Als im Jahr 2011 in Syrien – durchaus aus »internen« wirtschaftlichen wie politischen Gründen – Proteste gegen die autoritäre, zunehmend neoliberale Herrschaft Baschar Al-Assads begannen, bezog der Westen früh Position. »Assad muss weg«, lautete die Losung. Dass es sich dabei nicht um eine aus »humanitären« Gründen erhobene Forderung handelte, zeigt ein Vergleich mit anderen Regimen der Region – etwa der Türkei, Bahrains oder Saudi-Arabiens –, deren Polizei- und Militärkräfte in den vergangenen Jahren noch grausamer gegen Oppositionelle vorgingen als der syrische Staat zu Beginn der Revolte: Nie wurde hier der Ruf nach Sanktionen, Rücktritt oder gar militärischem Eingreifen laut.

Die Entschlossenheit der Vereinigten Staaten und ihrer internationalen wie regionalen Partner, den syrischen Präsidenten zu stürzen, liegt unmittelbar in der Rolle Syriens für die antiwestliche Achse und als Partner Moskaus begründet. Für das Greater-Middle-East-Project, das Vorhaben der Umgestaltung des gesamten Mittleren Ostens nach westlichen Vorgaben, stellte Damaskus ein Hindernis dar.

Bereitgestellte Daten:
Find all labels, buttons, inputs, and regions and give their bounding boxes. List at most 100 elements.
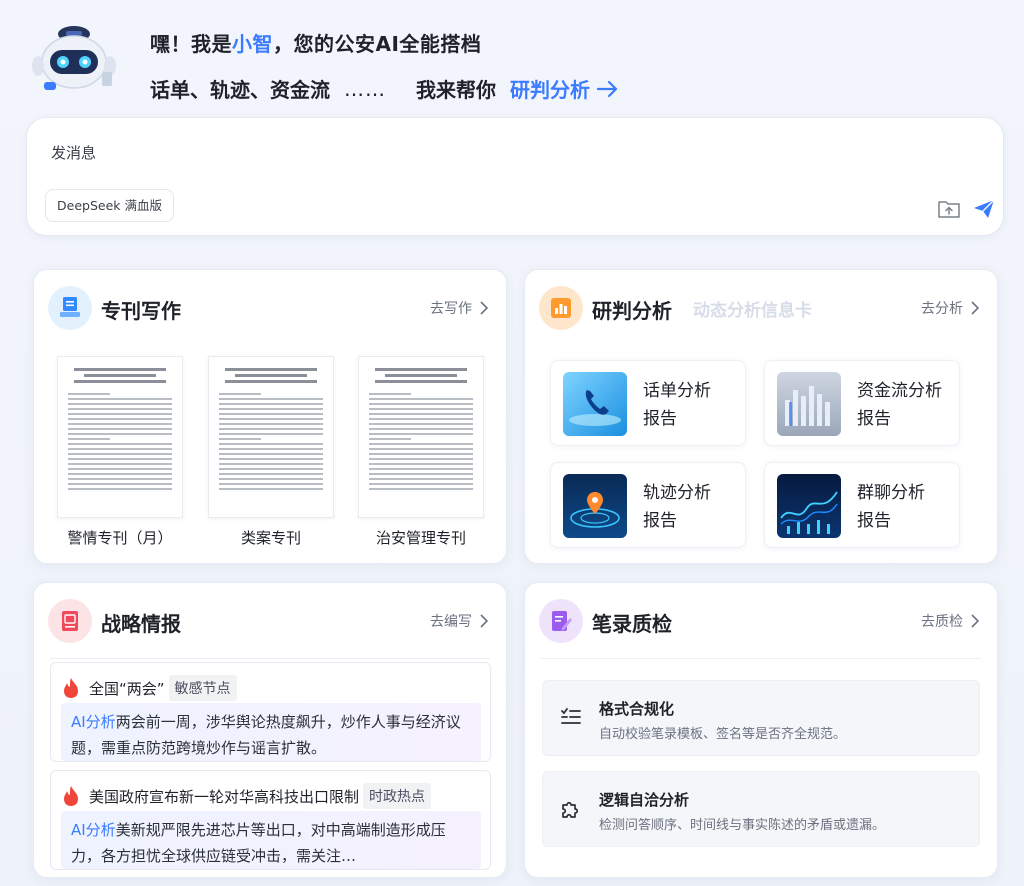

Aufgabenstellung:
Welche Losung nennt der Textauszug für die frühe Position des Westens zu den Protesten in Syrien?

Ergebnis:
»Assad muss weg«